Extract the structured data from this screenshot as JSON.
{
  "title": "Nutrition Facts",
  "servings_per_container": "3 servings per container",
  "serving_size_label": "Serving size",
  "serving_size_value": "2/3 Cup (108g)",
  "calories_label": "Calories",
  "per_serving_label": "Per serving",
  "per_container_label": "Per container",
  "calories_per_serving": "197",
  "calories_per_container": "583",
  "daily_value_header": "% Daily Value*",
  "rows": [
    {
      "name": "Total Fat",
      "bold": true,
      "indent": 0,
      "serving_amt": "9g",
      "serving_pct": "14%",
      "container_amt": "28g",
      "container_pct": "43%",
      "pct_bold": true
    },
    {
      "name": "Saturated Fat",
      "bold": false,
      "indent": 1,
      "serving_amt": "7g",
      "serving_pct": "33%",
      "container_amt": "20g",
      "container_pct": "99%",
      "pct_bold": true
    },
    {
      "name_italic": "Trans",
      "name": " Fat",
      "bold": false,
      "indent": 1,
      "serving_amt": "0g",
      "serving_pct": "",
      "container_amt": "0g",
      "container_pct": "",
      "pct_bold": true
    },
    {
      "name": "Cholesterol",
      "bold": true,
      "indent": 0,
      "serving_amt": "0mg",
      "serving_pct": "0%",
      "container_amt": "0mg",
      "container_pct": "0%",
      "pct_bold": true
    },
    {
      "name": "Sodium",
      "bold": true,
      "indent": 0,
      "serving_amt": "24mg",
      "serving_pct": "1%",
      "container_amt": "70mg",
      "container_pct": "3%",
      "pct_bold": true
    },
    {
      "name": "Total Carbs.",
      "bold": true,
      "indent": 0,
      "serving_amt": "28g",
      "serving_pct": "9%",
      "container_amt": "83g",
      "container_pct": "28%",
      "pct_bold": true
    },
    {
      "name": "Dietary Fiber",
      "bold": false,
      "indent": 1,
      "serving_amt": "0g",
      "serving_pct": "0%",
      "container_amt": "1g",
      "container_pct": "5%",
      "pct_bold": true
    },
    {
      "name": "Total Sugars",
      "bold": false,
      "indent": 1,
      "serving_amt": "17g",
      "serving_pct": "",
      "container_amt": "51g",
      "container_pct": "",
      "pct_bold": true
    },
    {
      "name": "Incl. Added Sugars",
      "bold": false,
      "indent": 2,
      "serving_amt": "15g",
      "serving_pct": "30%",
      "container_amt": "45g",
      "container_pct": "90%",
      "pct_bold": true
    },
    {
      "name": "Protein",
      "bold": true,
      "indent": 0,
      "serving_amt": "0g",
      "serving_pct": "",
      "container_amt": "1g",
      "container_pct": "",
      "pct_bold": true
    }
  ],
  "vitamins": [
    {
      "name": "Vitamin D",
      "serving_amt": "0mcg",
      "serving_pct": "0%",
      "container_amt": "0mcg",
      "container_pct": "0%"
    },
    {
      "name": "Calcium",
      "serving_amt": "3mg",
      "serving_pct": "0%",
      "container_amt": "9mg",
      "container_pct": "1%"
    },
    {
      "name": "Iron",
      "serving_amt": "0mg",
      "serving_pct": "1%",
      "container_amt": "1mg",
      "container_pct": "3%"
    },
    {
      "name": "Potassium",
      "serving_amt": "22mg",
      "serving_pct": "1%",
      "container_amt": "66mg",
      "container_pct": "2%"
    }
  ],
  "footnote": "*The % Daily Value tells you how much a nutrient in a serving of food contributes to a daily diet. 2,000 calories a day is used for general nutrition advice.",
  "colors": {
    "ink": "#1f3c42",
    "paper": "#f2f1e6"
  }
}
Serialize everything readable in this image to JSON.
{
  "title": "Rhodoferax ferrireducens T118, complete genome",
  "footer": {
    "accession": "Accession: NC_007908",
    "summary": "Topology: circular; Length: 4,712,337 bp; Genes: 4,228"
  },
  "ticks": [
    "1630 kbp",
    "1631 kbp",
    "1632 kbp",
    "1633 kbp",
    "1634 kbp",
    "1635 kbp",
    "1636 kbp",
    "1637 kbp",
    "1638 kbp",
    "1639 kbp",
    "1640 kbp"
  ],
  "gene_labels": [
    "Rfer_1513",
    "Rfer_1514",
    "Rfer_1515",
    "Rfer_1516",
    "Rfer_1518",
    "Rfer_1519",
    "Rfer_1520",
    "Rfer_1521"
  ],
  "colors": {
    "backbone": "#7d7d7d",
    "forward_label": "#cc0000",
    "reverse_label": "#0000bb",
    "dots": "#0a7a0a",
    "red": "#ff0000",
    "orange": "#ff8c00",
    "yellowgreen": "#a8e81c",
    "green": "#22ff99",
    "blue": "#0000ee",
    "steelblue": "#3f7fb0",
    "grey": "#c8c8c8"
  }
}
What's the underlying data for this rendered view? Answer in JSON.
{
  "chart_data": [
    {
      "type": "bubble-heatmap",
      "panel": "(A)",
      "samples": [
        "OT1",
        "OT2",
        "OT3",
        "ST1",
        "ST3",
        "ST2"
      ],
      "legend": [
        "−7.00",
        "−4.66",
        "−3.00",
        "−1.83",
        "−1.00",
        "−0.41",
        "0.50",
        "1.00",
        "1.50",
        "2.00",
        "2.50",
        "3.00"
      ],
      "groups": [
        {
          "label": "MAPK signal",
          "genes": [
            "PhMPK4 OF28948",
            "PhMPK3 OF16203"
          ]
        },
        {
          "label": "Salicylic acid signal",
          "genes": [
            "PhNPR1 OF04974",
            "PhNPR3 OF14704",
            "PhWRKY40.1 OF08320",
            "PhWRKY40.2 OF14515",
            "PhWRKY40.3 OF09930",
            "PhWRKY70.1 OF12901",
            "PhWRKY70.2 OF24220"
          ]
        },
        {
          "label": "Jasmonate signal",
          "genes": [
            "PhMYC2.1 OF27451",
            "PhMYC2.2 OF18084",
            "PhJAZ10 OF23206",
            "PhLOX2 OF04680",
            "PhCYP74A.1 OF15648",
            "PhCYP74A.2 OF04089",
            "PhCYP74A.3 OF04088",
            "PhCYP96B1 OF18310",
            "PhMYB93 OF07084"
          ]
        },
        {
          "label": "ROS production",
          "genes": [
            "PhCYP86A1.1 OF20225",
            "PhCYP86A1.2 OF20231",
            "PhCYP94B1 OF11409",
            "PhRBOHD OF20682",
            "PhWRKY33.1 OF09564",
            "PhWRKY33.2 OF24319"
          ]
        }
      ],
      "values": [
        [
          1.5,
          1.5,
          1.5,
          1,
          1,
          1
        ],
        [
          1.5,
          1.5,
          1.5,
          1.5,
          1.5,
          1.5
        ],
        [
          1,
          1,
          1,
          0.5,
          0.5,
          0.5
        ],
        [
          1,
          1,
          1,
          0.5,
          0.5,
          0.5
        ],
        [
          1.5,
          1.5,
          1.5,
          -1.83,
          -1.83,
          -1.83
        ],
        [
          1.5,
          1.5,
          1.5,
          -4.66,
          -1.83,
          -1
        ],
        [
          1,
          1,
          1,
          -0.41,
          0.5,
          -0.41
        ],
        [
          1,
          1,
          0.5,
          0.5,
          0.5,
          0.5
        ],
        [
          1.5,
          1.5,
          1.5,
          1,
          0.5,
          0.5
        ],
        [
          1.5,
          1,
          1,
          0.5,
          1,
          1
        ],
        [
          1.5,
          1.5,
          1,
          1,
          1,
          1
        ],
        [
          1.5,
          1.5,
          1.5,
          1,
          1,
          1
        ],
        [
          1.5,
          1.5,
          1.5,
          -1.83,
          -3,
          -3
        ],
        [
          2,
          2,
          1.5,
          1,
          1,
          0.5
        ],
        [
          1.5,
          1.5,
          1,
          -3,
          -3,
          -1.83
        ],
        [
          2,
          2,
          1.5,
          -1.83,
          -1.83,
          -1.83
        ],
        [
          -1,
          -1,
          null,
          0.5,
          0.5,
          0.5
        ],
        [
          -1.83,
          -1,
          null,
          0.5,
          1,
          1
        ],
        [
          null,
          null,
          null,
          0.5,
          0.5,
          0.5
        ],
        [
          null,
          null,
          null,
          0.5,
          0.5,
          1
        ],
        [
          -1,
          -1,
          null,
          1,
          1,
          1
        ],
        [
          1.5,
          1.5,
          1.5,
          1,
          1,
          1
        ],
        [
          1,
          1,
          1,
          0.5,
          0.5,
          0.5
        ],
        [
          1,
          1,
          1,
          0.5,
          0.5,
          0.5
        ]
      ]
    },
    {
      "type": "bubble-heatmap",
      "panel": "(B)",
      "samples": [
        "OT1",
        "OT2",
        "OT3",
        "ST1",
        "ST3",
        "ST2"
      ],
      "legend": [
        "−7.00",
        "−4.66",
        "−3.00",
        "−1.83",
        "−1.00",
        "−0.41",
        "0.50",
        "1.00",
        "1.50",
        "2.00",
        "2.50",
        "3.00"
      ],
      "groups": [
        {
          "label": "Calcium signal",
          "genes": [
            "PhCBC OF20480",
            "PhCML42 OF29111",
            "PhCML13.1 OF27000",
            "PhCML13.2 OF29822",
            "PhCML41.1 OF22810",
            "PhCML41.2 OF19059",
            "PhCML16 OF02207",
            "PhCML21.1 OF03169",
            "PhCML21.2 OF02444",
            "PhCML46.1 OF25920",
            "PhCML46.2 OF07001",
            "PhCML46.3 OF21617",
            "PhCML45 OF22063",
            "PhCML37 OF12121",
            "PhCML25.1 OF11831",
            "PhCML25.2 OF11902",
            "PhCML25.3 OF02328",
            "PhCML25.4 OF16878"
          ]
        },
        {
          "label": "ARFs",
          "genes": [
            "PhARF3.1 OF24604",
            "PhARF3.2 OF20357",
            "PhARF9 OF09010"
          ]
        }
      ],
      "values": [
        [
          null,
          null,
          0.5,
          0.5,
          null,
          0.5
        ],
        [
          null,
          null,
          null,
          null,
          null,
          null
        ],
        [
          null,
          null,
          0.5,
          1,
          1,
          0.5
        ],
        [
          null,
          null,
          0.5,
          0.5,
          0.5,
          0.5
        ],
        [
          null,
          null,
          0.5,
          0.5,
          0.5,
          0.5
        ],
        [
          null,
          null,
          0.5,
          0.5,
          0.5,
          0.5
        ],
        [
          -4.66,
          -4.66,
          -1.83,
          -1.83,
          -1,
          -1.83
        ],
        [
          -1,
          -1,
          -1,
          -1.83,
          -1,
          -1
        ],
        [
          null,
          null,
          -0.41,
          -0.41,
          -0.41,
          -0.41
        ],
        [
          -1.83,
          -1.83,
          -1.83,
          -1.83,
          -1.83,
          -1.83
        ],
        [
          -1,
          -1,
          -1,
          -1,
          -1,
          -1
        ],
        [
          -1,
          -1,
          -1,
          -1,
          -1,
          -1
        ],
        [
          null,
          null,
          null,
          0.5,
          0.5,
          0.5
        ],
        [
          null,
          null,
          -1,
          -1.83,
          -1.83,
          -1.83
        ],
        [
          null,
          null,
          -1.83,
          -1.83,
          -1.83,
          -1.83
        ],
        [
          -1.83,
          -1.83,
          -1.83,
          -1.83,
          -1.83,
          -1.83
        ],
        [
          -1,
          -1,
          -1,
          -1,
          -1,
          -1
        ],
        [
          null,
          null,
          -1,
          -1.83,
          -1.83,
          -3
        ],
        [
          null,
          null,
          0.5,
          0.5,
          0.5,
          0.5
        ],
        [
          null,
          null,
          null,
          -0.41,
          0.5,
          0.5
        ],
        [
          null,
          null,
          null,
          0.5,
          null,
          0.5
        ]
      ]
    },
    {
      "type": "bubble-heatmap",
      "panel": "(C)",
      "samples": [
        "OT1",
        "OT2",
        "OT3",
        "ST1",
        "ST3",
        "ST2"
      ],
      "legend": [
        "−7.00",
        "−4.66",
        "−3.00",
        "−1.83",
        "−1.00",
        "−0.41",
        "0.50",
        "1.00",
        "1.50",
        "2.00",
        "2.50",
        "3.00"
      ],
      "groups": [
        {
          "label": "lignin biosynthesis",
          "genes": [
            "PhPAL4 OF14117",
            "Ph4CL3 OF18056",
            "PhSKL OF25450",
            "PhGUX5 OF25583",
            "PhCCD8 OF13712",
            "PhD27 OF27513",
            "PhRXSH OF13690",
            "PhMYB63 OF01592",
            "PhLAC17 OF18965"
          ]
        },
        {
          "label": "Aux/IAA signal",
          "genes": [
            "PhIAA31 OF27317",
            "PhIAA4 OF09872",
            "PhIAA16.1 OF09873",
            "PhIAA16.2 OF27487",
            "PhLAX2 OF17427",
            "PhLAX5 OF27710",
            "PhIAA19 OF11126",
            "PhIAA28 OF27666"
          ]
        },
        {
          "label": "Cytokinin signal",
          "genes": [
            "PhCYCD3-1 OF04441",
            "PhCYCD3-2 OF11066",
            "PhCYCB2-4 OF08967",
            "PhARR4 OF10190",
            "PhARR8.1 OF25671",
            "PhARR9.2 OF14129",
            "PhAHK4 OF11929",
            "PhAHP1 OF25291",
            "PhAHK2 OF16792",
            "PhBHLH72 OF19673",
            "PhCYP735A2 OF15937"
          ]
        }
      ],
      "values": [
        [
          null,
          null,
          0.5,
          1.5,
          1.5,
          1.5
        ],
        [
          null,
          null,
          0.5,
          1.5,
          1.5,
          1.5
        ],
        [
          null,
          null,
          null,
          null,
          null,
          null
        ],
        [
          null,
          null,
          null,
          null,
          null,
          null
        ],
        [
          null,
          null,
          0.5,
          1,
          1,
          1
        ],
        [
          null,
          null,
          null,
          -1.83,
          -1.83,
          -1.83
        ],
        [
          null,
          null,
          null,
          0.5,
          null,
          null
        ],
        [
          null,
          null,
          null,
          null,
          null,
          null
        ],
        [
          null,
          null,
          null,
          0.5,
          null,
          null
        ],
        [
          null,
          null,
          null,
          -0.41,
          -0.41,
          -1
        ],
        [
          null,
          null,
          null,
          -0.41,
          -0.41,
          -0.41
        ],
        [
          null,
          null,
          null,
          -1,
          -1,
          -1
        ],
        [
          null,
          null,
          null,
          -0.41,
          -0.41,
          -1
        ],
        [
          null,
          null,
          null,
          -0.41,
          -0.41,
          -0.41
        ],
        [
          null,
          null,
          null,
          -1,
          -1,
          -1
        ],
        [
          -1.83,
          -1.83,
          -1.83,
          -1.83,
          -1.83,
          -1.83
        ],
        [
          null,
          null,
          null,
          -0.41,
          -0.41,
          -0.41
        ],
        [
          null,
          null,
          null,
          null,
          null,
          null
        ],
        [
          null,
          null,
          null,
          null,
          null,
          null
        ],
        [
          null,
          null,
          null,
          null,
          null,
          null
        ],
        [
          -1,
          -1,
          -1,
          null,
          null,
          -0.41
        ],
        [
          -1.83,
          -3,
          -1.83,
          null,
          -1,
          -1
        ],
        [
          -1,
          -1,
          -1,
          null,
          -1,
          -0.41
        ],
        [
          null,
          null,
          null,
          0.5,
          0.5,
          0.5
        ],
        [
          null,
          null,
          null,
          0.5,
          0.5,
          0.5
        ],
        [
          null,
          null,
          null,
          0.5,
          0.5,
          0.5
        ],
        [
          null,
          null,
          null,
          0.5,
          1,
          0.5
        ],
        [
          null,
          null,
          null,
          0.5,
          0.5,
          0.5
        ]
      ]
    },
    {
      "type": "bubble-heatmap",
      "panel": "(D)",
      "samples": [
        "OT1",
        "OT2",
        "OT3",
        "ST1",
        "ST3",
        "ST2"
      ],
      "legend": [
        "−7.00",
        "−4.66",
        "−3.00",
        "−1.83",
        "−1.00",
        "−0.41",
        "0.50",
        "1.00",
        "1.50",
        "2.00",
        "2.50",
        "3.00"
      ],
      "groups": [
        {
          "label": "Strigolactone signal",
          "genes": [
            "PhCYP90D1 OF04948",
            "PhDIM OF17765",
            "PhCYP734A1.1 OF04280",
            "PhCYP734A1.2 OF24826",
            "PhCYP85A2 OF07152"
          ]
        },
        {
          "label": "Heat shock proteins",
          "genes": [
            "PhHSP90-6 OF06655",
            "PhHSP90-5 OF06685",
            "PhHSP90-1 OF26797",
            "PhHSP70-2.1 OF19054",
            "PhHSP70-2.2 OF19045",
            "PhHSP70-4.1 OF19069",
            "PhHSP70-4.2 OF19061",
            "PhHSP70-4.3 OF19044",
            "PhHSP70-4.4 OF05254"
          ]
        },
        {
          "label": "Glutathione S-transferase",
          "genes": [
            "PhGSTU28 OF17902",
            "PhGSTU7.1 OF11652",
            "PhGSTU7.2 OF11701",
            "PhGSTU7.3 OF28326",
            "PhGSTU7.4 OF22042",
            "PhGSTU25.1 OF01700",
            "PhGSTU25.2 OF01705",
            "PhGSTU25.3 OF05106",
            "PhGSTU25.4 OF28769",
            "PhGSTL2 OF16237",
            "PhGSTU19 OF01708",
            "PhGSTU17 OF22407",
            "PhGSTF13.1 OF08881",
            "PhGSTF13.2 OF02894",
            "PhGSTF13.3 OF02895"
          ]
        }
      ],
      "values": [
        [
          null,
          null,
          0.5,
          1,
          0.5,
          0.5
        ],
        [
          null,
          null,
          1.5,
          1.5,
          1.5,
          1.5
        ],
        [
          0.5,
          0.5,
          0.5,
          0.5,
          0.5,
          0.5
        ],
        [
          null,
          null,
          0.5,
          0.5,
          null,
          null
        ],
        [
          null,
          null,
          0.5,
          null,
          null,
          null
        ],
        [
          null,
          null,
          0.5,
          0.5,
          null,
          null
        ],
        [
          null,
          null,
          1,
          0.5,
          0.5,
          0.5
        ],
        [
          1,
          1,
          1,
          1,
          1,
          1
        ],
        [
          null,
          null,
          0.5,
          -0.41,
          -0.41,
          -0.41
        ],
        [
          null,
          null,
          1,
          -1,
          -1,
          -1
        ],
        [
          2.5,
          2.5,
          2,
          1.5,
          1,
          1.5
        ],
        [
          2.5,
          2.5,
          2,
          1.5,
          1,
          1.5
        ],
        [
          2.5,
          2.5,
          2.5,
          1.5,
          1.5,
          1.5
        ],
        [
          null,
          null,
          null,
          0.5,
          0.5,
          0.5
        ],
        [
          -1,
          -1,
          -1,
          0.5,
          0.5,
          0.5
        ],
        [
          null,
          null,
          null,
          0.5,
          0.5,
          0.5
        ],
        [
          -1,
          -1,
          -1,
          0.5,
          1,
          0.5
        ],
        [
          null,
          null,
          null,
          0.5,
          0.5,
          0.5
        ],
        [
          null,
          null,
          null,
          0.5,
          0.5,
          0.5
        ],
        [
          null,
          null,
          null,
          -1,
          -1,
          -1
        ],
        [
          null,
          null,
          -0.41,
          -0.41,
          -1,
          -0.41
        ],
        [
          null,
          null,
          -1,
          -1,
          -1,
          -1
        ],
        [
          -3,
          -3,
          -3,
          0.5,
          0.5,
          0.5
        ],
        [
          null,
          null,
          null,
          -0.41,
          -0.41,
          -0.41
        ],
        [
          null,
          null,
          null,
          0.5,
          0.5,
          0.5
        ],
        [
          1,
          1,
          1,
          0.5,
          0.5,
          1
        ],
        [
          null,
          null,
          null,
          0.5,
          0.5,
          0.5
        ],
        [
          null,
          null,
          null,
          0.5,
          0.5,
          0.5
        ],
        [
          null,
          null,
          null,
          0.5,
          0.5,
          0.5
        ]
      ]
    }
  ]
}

#### [What you are asked to do]
Reproduce each line from the records that contains the word "title".

#### [Answer to this task]
  "title": "Nutrition Facts",
  "title": "Rhodoferax ferrireducens T118, complete genome",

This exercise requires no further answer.